• _Trecho exibido_
====
Tratados sobre a forma da escrita literária são muito antigos. Desde a Grécia antiga existe essa preocupação por parte dos filósofos. Um dos primeiros que precisa ser lido é a Arte Retórica e Arte Poética, de Aristóteles, em que ele já faz uma distinção entre prosa e poesia. Na retórica, ele já nos traz a estrutura básica de um texto, dividindo-o em três partes: início, meio e fim. Quando fala de poesia, ele a aproxima muito do universo musical e fala sobre a necessidade de métrica, para diferenciar os gêneros. Ou, às vezes, diferenciar os tempos. 

Uma epopeia será algo diferente de uma balada, ou de uma canção de gesta, de um soneto, seja ele petrarquiano, shakespeareano etc. A redondilha maior e o cordel estão intimamente ligados. Para que se componha um soneto é preciso criar quatorze versos. Se fizer só três, não será um soneto. Se fizer 32, também não. Na música, o blues é definido por doze compassos. O frevo tem um ritmo próprio que o caracteriza. Para se fazer bossa nova é preciso usar os dissonantes desse gênero, assim como para o samba, o rock, MPB etc.
====
• _Bloco de dados_
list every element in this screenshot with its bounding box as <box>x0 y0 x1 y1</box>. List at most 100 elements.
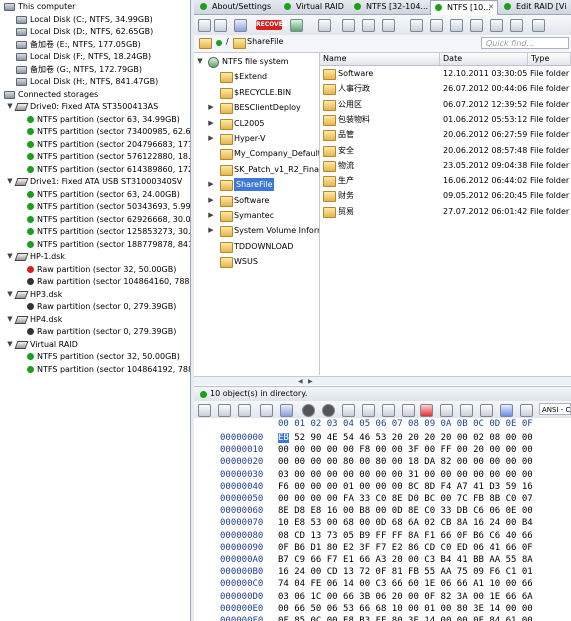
====
• _Exercício curto 1_
Segundo o trecho exibido, em quais partes Aristóteles divide a estrutura básica de um texto?
• _Exercício curto 2_
Reescreva de forma mais curta o parágrafo do trecho exibido que começa com "Uma epopeia será algo diferente", mantendo os fatos principais.
• _Exercício curto 3_
Copie do trecho exibido, sem mudar nada, a parte que começa com "Uma epopeia será" e segue até "rock, MPB etc.", inclusive.

• _Resposta completa 1_
Em três partes: início, meio e fim.

• _Resposta completa 2_
Cada gênero tem forma própria. A epopeia é diferente da balada, da canção de gesta e do soneto, e a redondilha maior está ligada ao cordel. O soneto exige quatorze versos: com três ou com 32, deixa de ser soneto. Na música, o blues se define por doze compassos e o frevo por um ritmo próprio. A bossa nova pede os dissonantes do gênero, e o mesmo vale para o samba, o rock e a MPB.

• _Resposta completa 3_
Uma epopeia será algo diferente de uma balada, ou de uma canção de gesta, de um soneto, seja ele petrarquiano, shakespeareano etc. A redondilha maior e o cordel estão intimamente ligados. Para que se componha um soneto é preciso criar quatorze versos. Se fizer só três, não será um soneto. Se fizer 32, também não. Na música, o blues é definido por doze compassos. O frevo tem um ritmo próprio que o caracteriza. Para se fazer bossa nova é preciso usar os dissonantes desse gênero, assim como para o samba, o rock, MPB etc.